— START Information supplied —

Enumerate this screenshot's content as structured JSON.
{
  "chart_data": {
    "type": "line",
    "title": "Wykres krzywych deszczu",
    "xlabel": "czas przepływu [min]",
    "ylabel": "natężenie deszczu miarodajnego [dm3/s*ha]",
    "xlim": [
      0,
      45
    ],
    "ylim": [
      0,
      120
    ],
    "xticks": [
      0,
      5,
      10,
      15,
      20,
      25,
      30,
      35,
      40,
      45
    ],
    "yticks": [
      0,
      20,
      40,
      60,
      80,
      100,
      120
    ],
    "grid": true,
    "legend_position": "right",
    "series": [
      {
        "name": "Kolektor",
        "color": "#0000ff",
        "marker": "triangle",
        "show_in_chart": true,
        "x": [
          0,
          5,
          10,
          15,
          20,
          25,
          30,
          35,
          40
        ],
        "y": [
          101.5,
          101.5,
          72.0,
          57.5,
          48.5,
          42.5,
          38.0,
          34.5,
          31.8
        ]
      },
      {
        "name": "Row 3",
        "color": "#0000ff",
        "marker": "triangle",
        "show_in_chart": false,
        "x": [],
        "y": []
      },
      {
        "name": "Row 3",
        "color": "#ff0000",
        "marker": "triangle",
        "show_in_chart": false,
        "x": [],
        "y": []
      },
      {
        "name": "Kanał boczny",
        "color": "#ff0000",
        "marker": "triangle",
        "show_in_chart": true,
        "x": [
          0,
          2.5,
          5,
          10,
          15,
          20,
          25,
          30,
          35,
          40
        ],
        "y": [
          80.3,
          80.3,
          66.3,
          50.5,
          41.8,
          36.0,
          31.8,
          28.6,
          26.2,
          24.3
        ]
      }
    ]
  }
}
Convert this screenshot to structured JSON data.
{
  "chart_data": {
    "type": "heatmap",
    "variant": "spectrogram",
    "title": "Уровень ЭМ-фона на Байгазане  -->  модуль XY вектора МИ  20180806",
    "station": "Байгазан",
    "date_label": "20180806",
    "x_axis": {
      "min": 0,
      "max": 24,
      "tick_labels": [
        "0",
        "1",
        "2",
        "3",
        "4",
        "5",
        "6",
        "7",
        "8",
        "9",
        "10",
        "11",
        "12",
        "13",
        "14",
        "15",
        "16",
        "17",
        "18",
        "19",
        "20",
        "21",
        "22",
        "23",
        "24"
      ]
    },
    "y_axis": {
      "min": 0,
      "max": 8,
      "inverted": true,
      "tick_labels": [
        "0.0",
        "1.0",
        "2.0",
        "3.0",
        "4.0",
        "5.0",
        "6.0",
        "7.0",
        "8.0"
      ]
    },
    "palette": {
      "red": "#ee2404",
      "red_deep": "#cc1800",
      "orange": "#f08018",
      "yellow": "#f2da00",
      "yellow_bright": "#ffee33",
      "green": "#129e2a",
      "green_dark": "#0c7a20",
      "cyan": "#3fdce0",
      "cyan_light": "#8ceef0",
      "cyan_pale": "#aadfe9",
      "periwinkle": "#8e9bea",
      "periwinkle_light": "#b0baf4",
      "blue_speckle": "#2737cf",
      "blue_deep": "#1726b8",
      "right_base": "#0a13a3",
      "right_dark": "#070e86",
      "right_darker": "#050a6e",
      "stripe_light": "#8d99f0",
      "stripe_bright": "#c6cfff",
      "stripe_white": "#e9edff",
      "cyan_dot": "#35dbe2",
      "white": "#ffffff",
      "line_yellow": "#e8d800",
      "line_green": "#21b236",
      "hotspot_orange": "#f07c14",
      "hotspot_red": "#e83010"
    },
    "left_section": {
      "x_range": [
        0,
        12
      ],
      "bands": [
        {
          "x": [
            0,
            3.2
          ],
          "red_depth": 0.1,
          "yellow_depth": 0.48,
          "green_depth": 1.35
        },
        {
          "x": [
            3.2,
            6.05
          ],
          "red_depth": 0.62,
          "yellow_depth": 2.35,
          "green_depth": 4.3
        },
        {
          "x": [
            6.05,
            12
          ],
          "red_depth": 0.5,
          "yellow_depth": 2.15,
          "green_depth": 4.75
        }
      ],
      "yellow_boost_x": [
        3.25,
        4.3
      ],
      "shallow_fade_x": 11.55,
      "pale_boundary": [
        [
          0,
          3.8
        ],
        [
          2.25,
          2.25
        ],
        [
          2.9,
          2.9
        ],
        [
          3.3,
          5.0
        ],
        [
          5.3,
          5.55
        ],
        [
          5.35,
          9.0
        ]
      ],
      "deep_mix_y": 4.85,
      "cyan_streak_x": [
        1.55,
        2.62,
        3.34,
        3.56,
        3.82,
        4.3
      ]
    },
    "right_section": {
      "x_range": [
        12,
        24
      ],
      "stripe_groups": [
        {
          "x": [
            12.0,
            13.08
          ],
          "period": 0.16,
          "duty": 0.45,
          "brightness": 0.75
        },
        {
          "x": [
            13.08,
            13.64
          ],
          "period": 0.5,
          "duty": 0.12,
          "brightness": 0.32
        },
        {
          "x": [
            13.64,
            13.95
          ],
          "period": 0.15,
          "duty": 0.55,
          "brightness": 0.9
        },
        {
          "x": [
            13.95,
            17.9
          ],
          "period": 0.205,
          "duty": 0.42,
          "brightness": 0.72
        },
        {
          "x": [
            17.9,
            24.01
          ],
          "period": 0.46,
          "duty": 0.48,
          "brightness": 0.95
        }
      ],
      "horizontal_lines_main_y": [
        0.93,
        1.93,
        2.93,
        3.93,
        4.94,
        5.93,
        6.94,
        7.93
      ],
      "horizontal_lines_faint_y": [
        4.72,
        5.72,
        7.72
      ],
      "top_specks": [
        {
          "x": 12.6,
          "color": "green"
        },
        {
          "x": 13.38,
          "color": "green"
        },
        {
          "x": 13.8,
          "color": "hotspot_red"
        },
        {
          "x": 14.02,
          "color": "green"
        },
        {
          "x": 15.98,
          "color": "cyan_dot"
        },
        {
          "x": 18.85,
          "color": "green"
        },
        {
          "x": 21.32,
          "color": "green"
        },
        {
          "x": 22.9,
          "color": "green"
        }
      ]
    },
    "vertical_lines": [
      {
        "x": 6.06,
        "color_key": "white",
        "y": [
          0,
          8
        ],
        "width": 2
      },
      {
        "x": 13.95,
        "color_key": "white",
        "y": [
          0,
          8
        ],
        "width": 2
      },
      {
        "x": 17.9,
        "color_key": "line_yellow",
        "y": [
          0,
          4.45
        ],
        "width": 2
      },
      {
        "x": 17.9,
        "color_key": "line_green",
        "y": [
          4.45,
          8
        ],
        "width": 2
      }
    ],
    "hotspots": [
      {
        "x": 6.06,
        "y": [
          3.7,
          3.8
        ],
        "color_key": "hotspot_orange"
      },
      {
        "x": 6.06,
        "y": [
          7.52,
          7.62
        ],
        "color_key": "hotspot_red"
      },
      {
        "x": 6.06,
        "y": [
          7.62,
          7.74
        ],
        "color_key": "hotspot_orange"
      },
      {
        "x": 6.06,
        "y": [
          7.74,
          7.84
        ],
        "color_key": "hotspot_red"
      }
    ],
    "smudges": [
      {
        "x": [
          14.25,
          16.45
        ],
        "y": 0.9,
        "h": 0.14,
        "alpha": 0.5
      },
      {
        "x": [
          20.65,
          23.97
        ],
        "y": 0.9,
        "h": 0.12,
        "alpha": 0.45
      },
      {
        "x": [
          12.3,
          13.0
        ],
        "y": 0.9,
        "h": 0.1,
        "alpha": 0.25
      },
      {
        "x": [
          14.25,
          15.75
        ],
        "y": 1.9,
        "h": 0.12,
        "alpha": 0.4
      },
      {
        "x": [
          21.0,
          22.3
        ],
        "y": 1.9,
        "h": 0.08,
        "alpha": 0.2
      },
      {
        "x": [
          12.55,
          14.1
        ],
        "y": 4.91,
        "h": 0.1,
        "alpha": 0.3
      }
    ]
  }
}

— END Information supplied —

§ Directions for this task
Copy all data exactly, start to finish.

§ Written answer
Enumerate this screenshot's content as structured JSON.
{
  "chart_data": {
    "type": "line",
    "title": "Wykres krzywych deszczu",
    "xlabel": "czas przepływu [min]",
    "ylabel": "natężenie deszczu miarodajnego [dm3/s*ha]",
    "xlim": [
      0,
      45
    ],
    "ylim": [
      0,
      120
    ],
    "xticks": [
      0,
      5,
      10,
      15,
      20,
      25,
      30,
      35,
      40,
      45
    ],
    "yticks": [
      0,
      20,
      40,
      60,
      80,
      100,
      120
    ],
    "grid": true,
    "legend_position": "right",
    "series": [
      {
        "name": "Kolektor",
        "color": "#0000ff",
        "marker": "triangle",
        "show_in_chart": true,
        "x": [
          0,
          5,
          10,
          15,
          20,
          25,
          30,
          35,
          40
        ],
        "y": [
          101.5,
          101.5,
          72.0,
          57.5,
          48.5,
          42.5,
          38.0,
          34.5,
          31.8
        ]
      },
      {
        "name": "Row 3",
        "color": "#0000ff",
        "marker": "triangle",
        "show_in_chart": false,
        "x": [],
        "y": []
      },
      {
        "name": "Row 3",
        "color": "#ff0000",
        "marker": "triangle",
        "show_in_chart": false,
        "x": [],
        "y": []
      },
      {
        "name": "Kanał boczny",
        "color": "#ff0000",
        "marker": "triangle",
        "show_in_chart": true,
        "x": [
          0,
          2.5,
          5,
          10,
          15,
          20,
          25,
          30,
          35,
          40
        ],
        "y": [
          80.3,
          80.3,
          66.3,
          50.5,
          41.8,
          36.0,
          31.8,
          28.6,
          26.2,
          24.3
        ]
      }
    ]
  }
}
Convert this screenshot to structured JSON data.
{
  "chart_data": {
    "type": "heatmap",
    "variant": "spectrogram",
    "title": "Уровень ЭМ-фона на Байгазане  -->  модуль XY вектора МИ  20180806",
    "station": "Байгазан",
    "date_label": "20180806",
    "x_axis": {
      "min": 0,
      "max": 24,
      "tick_labels": [
        "0",
        "1",
        "2",
        "3",
        "4",
        "5",
        "6",
        "7",
        "8",
        "9",
        "10",
        "11",
        "12",
        "13",
        "14",
        "15",
        "16",
        "17",
        "18",
        "19",
        "20",
        "21",
        "22",
        "23",
        "24"
      ]
    },
    "y_axis": {
      "min": 0,
      "max": 8,
      "inverted": true,
      "tick_labels": [
        "0.0",
        "1.0",
        "2.0",
        "3.0",
        "4.0",
        "5.0",
        "6.0",
        "7.0",
        "8.0"
      ]
    },
    "palette": {
      "red": "#ee2404",
      "red_deep": "#cc1800",
      "orange": "#f08018",
      "yellow": "#f2da00",
      "yellow_bright": "#ffee33",
      "green": "#129e2a",
      "green_dark": "#0c7a20",
      "cyan": "#3fdce0",
      "cyan_light": "#8ceef0",
      "cyan_pale": "#aadfe9",
      "periwinkle": "#8e9bea",
      "periwinkle_light": "#b0baf4",
      "blue_speckle": "#2737cf",
      "blue_deep": "#1726b8",
      "right_base": "#0a13a3",
      "right_dark": "#070e86",
      "right_darker": "#050a6e",
      "stripe_light": "#8d99f0",
      "stripe_bright": "#c6cfff",
      "stripe_white": "#e9edff",
      "cyan_dot": "#35dbe2",
      "white": "#ffffff",
      "line_yellow": "#e8d800",
      "line_green": "#21b236",
      "hotspot_orange": "#f07c14",
      "hotspot_red": "#e83010"
    },
    "left_section": {
      "x_range": [
        0,
        12
      ],
      "bands": [
        {
          "x": [
            0,
            3.2
          ],
          "red_depth": 0.1,
          "yellow_depth": 0.48,
          "green_depth": 1.35
        },
        {
          "x": [
            3.2,
            6.05
          ],
          "red_depth": 0.62,
          "yellow_depth": 2.35,
          "green_depth": 4.3
        },
        {
          "x": [
            6.05,
            12
          ],
          "red_depth": 0.5,
          "yellow_depth": 2.15,
          "green_depth": 4.75
        }
      ],
      "yellow_boost_x": [
        3.25,
        4.3
      ],
      "shallow_fade_x": 11.55,
      "pale_boundary": [
        [
          0,
          3.8
        ],
        [
          2.25,
          2.25
        ],
        [
          2.9,
          2.9
        ],
        [
          3.3,
          5.0
        ],
        [
          5.3,
          5.55
        ],
        [
          5.35,
          9.0
        ]
      ],
      "deep_mix_y": 4.85,
      "cyan_streak_x": [
        1.55,
        2.62,
        3.34,
        3.56,
        3.82,
        4.3
      ]
    },
    "right_section": {
      "x_range": [
        12,
        24
      ],
      "stripe_groups": [
        {
          "x": [
            12.0,
            13.08
          ],
          "period": 0.16,
          "duty": 0.45,
          "brightness": 0.75
        },
        {
          "x": [
            13.08,
            13.64
          ],
          "period": 0.5,
          "duty": 0.12,
          "brightness": 0.32
        },
        {
          "x": [
            13.64,
            13.95
          ],
          "period": 0.15,
          "duty": 0.55,
          "brightness": 0.9
        },
        {
          "x": [
            13.95,
            17.9
          ],
          "period": 0.205,
          "duty": 0.42,
          "brightness": 0.72
        },
        {
          "x": [
            17.9,
            24.01
          ],
          "period": 0.46,
          "duty": 0.48,
          "brightness": 0.95
        }
      ],
      "horizontal_lines_main_y": [
        0.93,
        1.93,
        2.93,
        3.93,
        4.94,
        5.93,
        6.94,
        7.93
      ],
      "horizontal_lines_faint_y": [
        4.72,
        5.72,
        7.72
      ],
      "top_specks": [
        {
          "x": 12.6,
          "color": "green"
        },
        {
          "x": 13.38,
          "color": "green"
        },
        {
          "x": 13.8,
          "color": "hotspot_red"
        },
        {
          "x": 14.02,
          "color": "green"
        },
        {
          "x": 15.98,
          "color": "cyan_dot"
        },
        {
          "x": 18.85,
          "color": "green"
        },
        {
          "x": 21.32,
          "color": "green"
        },
        {
          "x": 22.9,
          "color": "green"
        }
      ]
    },
    "vertical_lines": [
      {
        "x": 6.06,
        "color_key": "white",
        "y": [
          0,
          8
        ],
        "width": 2
      },
      {
        "x": 13.95,
        "color_key": "white",
        "y": [
          0,
          8
        ],
        "width": 2
      },
      {
        "x": 17.9,
        "color_key": "line_yellow",
        "y": [
          0,
          4.45
        ],
        "width": 2
      },
      {
        "x": 17.9,
        "color_key": "line_green",
        "y": [
          4.45,
          8
        ],
        "width": 2
      }
    ],
    "hotspots": [
      {
        "x": 6.06,
        "y": [
          3.7,
          3.8
        ],
        "color_key": "hotspot_orange"
      },
      {
        "x": 6.06,
        "y": [
          7.52,
          7.62
        ],
        "color_key": "hotspot_red"
      },
      {
        "x": 6.06,
        "y": [
          7.62,
          7.74
        ],
        "color_key": "hotspot_orange"
      },
      {
        "x": 6.06,
        "y": [
          7.74,
          7.84
        ],
        "color_key": "hotspot_red"
      }
    ],
    "smudges": [
      {
        "x": [
          14.25,
          16.45
        ],
        "y": 0.9,
        "h": 0.14,
        "alpha": 0.5
      },
      {
        "x": [
          20.65,
          23.97
        ],
        "y": 0.9,
        "h": 0.12,
        "alpha": 0.45
      },
      {
        "x": [
          12.3,
          13.0
        ],
        "y": 0.9,
        "h": 0.1,
        "alpha": 0.25
      },
      {
        "x": [
          14.25,
          15.75
        ],
        "y": 1.9,
        "h": 0.12,
        "alpha": 0.4
      },
      {
        "x": [
          21.0,
          22.3
        ],
        "y": 1.9,
        "h": 0.08,
        "alpha": 0.2
      },
      {
        "x": [
          12.55,
          14.1
        ],
        "y": 4.91,
        "h": 0.1,
        "alpha": 0.3
      }
    ]
  }
}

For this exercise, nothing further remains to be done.